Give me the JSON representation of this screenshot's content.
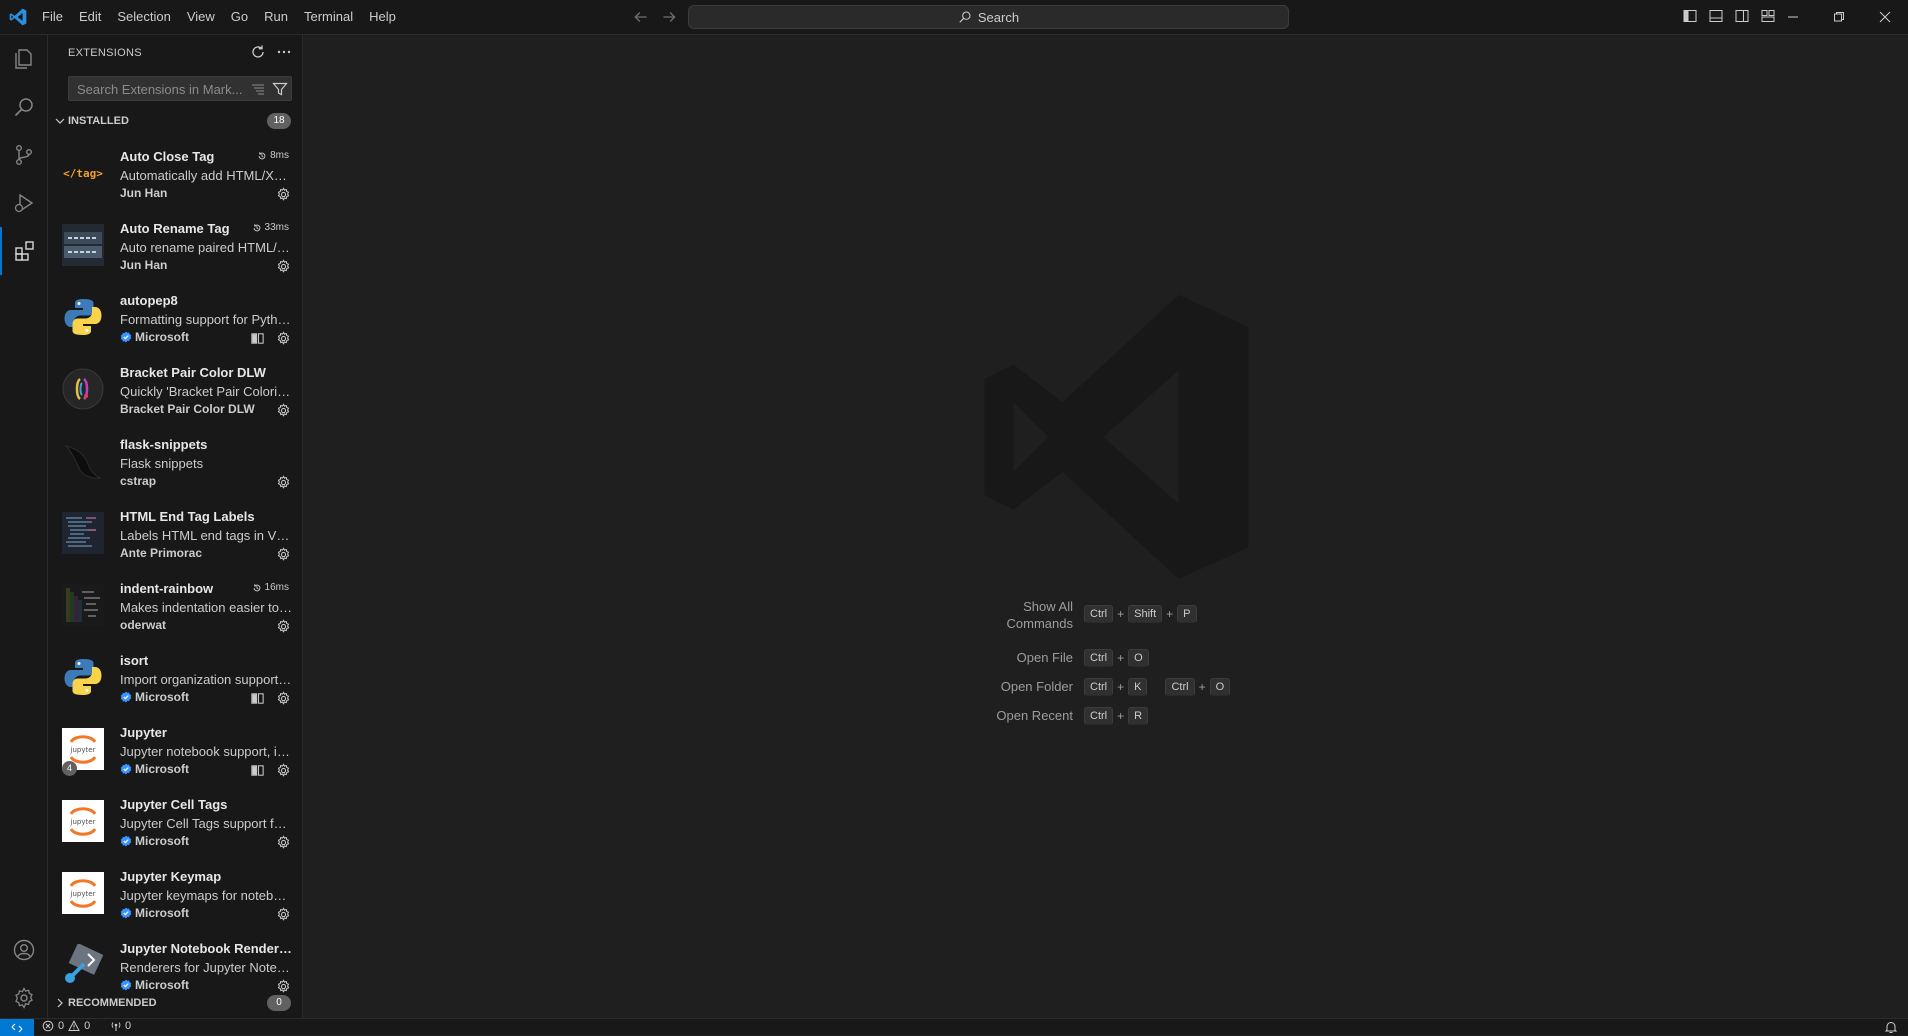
{
  "menu": [
    "File",
    "Edit",
    "Selection",
    "View",
    "Go",
    "Run",
    "Terminal",
    "Help"
  ],
  "search": {
    "label": "Search"
  },
  "sidebar": {
    "title": "EXTENSIONS",
    "search_placeholder": "Search Extensions in Mark...",
    "installed_label": "INSTALLED",
    "installed_count": "18",
    "recommended_label": "RECOMMENDED",
    "recommended_count": "0"
  },
  "extensions": [
    {
      "name": "Auto Close Tag",
      "description": "Automatically add HTML/XML close tag",
      "publisher": "Jun Han",
      "verified": false,
      "time": "8ms",
      "icon": "tag-icon",
      "sync": false
    },
    {
      "name": "Auto Rename Tag",
      "description": "Auto rename paired HTML/XML tag",
      "publisher": "Jun Han",
      "verified": false,
      "time": "33ms",
      "icon": "rename-tag-icon",
      "sync": false
    },
    {
      "name": "autopep8",
      "description": "Formatting support for Python files",
      "publisher": "Microsoft",
      "verified": true,
      "time": "",
      "icon": "python-icon",
      "sync": true
    },
    {
      "name": "Bracket Pair Color DLW",
      "description": "Quickly 'Bracket Pair Colorizer'",
      "publisher": "Bracket Pair Color DLW",
      "verified": false,
      "time": "",
      "icon": "bracket-pair-icon",
      "sync": false
    },
    {
      "name": "flask-snippets",
      "description": "Flask snippets",
      "publisher": "cstrap",
      "verified": false,
      "time": "",
      "icon": "flask-icon",
      "sync": false
    },
    {
      "name": "HTML End Tag Labels",
      "description": "Labels HTML end tags in VS Code",
      "publisher": "Ante Primorac",
      "verified": false,
      "time": "",
      "icon": "code-thumbnail-icon",
      "sync": false
    },
    {
      "name": "indent-rainbow",
      "description": "Makes indentation easier to read",
      "publisher": "oderwat",
      "verified": false,
      "time": "16ms",
      "icon": "indent-rainbow-icon",
      "sync": false
    },
    {
      "name": "isort",
      "description": "Import organization support for Python",
      "publisher": "Microsoft",
      "verified": true,
      "time": "",
      "icon": "python-icon",
      "sync": true
    },
    {
      "name": "Jupyter",
      "description": "Jupyter notebook support, interactive programming",
      "publisher": "Microsoft",
      "verified": true,
      "time": "",
      "icon": "jupyter-icon",
      "sync": true,
      "badge": "4"
    },
    {
      "name": "Jupyter Cell Tags",
      "description": "Jupyter Cell Tags support for VS Code",
      "publisher": "Microsoft",
      "verified": true,
      "time": "",
      "icon": "jupyter-icon",
      "sync": false
    },
    {
      "name": "Jupyter Keymap",
      "description": "Jupyter keymaps for notebooks",
      "publisher": "Microsoft",
      "verified": true,
      "time": "",
      "icon": "jupyter-icon",
      "sync": false
    },
    {
      "name": "Jupyter Notebook Renderers",
      "description": "Renderers for Jupyter Notebooks",
      "publisher": "Microsoft",
      "verified": true,
      "time": "",
      "icon": "renderers-icon",
      "sync": false
    }
  ],
  "shortcuts": [
    {
      "label": "Show All Commands",
      "chords": [
        [
          "Ctrl",
          "Shift",
          "P"
        ]
      ]
    },
    {
      "label": "Open File",
      "chords": [
        [
          "Ctrl",
          "O"
        ]
      ]
    },
    {
      "label": "Open Folder",
      "chords": [
        [
          "Ctrl",
          "K"
        ],
        [
          "Ctrl",
          "O"
        ]
      ]
    },
    {
      "label": "Open Recent",
      "chords": [
        [
          "Ctrl",
          "R"
        ]
      ]
    }
  ],
  "statusbar": {
    "errors": "0",
    "warnings": "0",
    "ports": "0"
  },
  "colors": {
    "accent": "#0078d4",
    "background": "#1f1f1f",
    "chrome": "#181818"
  }
}
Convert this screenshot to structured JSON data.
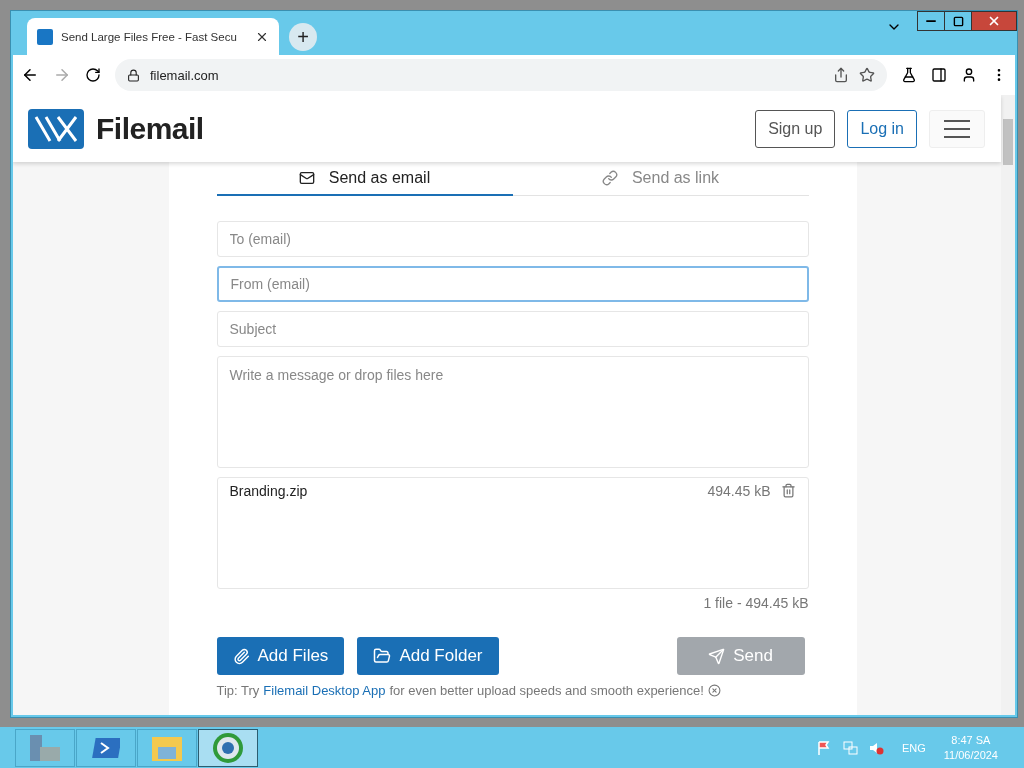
{
  "browser": {
    "tabs": [
      {
        "title": "Send Large Files Free - Fast Secu",
        "selected": true
      }
    ],
    "new_tab": "+",
    "address": "filemail.com"
  },
  "site": {
    "logo": "Filemail",
    "nav_buttons": [
      {
        "label": "Sign up"
      },
      {
        "label": "Log in"
      }
    ],
    "send_tabs": [
      {
        "label": "Send as email",
        "kind": "email",
        "selected": true
      },
      {
        "label": "Send as link",
        "kind": "link",
        "selected": false
      }
    ],
    "fields": [
      {
        "placeholder": "To (email)",
        "focused": false
      },
      {
        "placeholder": "From (email)",
        "focused": true
      },
      {
        "placeholder": "Subject",
        "focused": false
      }
    ],
    "message": {
      "placeholder": "Write a message or drop files here"
    },
    "attachment": {
      "name": "Branding.zip",
      "size": "494.45 kB"
    },
    "summary": "1 file - 494.45 kB",
    "buttons": [
      {
        "label": "Add Files",
        "kind": "files",
        "disabled": false
      },
      {
        "label": "Add Folder",
        "kind": "folder",
        "disabled": false
      },
      {
        "label": "Send",
        "kind": "send",
        "disabled": true
      }
    ],
    "tip": {
      "before": "Tip: Try",
      "link": "Filemail Desktop App",
      "after": "for even better upload speeds and smooth experience!"
    }
  },
  "taskbar": {
    "apps": [
      {
        "kind": "server",
        "selected": false
      },
      {
        "kind": "shell",
        "selected": false
      },
      {
        "kind": "folder",
        "selected": false
      },
      {
        "kind": "browser",
        "selected": true
      }
    ],
    "language": "ENG",
    "time": "8:47 SA",
    "date": "11/06/2024"
  }
}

- - -

PROBLEM STATEMENT: Nothing in the entries above should change when they are printed again, except that the pictures are dropped.

FINISHED TASK:
Give me the JSON representation of this screenshot's content.
{
  "menu": [
    "File",
    "Edit",
    "Selection",
    "View",
    "Go",
    "Run",
    "Terminal",
    "Help"
  ],
  "search": {
    "label": "Search"
  },
  "sidebar": {
    "title": "EXTENSIONS",
    "search_placeholder": "Search Extensions in Mark...",
    "installed_label": "INSTALLED",
    "installed_count": "18",
    "recommended_label": "RECOMMENDED",
    "recommended_count": "0"
  },
  "extensions": [
    {
      "name": "Auto Close Tag",
      "description": "Automatically add HTML/XML close tag",
      "publisher": "Jun Han",
      "verified": false,
      "time": "8ms",
      "icon": "tag-icon",
      "sync": false
    },
    {
      "name": "Auto Rename Tag",
      "description": "Auto rename paired HTML/XML tag",
      "publisher": "Jun Han",
      "verified": false,
      "time": "33ms",
      "icon": "rename-tag-icon",
      "sync": false
    },
    {
      "name": "autopep8",
      "description": "Formatting support for Python files",
      "publisher": "Microsoft",
      "verified": true,
      "time": "",
      "icon": "python-icon",
      "sync": true
    },
    {
      "name": "Bracket Pair Color DLW",
      "description": "Quickly 'Bracket Pair Colorizer'",
      "publisher": "Bracket Pair Color DLW",
      "verified": false,
      "time": "",
      "icon": "bracket-pair-icon",
      "sync": false
    },
    {
      "name": "flask-snippets",
      "description": "Flask snippets",
      "publisher": "cstrap",
      "verified": false,
      "time": "",
      "icon": "flask-icon",
      "sync": false
    },
    {
      "name": "HTML End Tag Labels",
      "description": "Labels HTML end tags in VS Code",
      "publisher": "Ante Primorac",
      "verified": false,
      "time": "",
      "icon": "code-thumbnail-icon",
      "sync": false
    },
    {
      "name": "indent-rainbow",
      "description": "Makes indentation easier to read",
      "publisher": "oderwat",
      "verified": false,
      "time": "16ms",
      "icon": "indent-rainbow-icon",
      "sync": false
    },
    {
      "name": "isort",
      "description": "Import organization support for Python",
      "publisher": "Microsoft",
      "verified": true,
      "time": "",
      "icon": "python-icon",
      "sync": true
    },
    {
      "name": "Jupyter",
      "description": "Jupyter notebook support, interactive programming",
      "publisher": "Microsoft",
      "verified": true,
      "time": "",
      "icon": "jupyter-icon",
      "sync": true,
      "badge": "4"
    },
    {
      "name": "Jupyter Cell Tags",
      "description": "Jupyter Cell Tags support for VS Code",
      "publisher": "Microsoft",
      "verified": true,
      "time": "",
      "icon": "jupyter-icon",
      "sync": false
    },
    {
      "name": "Jupyter Keymap",
      "description": "Jupyter keymaps for notebooks",
      "publisher": "Microsoft",
      "verified": true,
      "time": "",
      "icon": "jupyter-icon",
      "sync": false
    },
    {
      "name": "Jupyter Notebook Renderers",
      "description": "Renderers for Jupyter Notebooks",
      "publisher": "Microsoft",
      "verified": true,
      "time": "",
      "icon": "renderers-icon",
      "sync": false
    }
  ],
  "shortcuts": [
    {
      "label": "Show All Commands",
      "chords": [
        [
          "Ctrl",
          "Shift",
          "P"
        ]
      ]
    },
    {
      "label": "Open File",
      "chords": [
        [
          "Ctrl",
          "O"
        ]
      ]
    },
    {
      "label": "Open Folder",
      "chords": [
        [
          "Ctrl",
          "K"
        ],
        [
          "Ctrl",
          "O"
        ]
      ]
    },
    {
      "label": "Open Recent",
      "chords": [
        [
          "Ctrl",
          "R"
        ]
      ]
    }
  ],
  "statusbar": {
    "errors": "0",
    "warnings": "0",
    "ports": "0"
  },
  "colors": {
    "accent": "#0078d4",
    "background": "#1f1f1f",
    "chrome": "#181818"
  }
}
Convert this screenshot to structured JSON data.
{
  "browser": {
    "tabs": [
      {
        "title": "Send Large Files Free - Fast Secu",
        "selected": true
      }
    ],
    "new_tab": "+",
    "address": "filemail.com"
  },
  "site": {
    "logo": "Filemail",
    "nav_buttons": [
      {
        "label": "Sign up"
      },
      {
        "label": "Log in"
      }
    ],
    "send_tabs": [
      {
        "label": "Send as email",
        "kind": "email",
        "selected": true
      },
      {
        "label": "Send as link",
        "kind": "link",
        "selected": false
      }
    ],
    "fields": [
      {
        "placeholder": "To (email)",
        "focused": false
      },
      {
        "placeholder": "From (email)",
        "focused": true
      },
      {
        "placeholder": "Subject",
        "focused": false
      }
    ],
    "message": {
      "placeholder": "Write a message or drop files here"
    },
    "attachment": {
      "name": "Branding.zip",
      "size": "494.45 kB"
    },
    "summary": "1 file - 494.45 kB",
    "buttons": [
      {
        "label": "Add Files",
        "kind": "files",
        "disabled": false
      },
      {
        "label": "Add Folder",
        "kind": "folder",
        "disabled": false
      },
      {
        "label": "Send",
        "kind": "send",
        "disabled": true
      }
    ],
    "tip": {
      "before": "Tip: Try",
      "link": "Filemail Desktop App",
      "after": "for even better upload speeds and smooth experience!"
    }
  },
  "taskbar": {
    "apps": [
      {
        "kind": "server",
        "selected": false
      },
      {
        "kind": "shell",
        "selected": false
      },
      {
        "kind": "folder",
        "selected": false
      },
      {
        "kind": "browser",
        "selected": true
      }
    ],
    "language": "ENG",
    "time": "8:47 SA",
    "date": "11/06/2024"
  }
}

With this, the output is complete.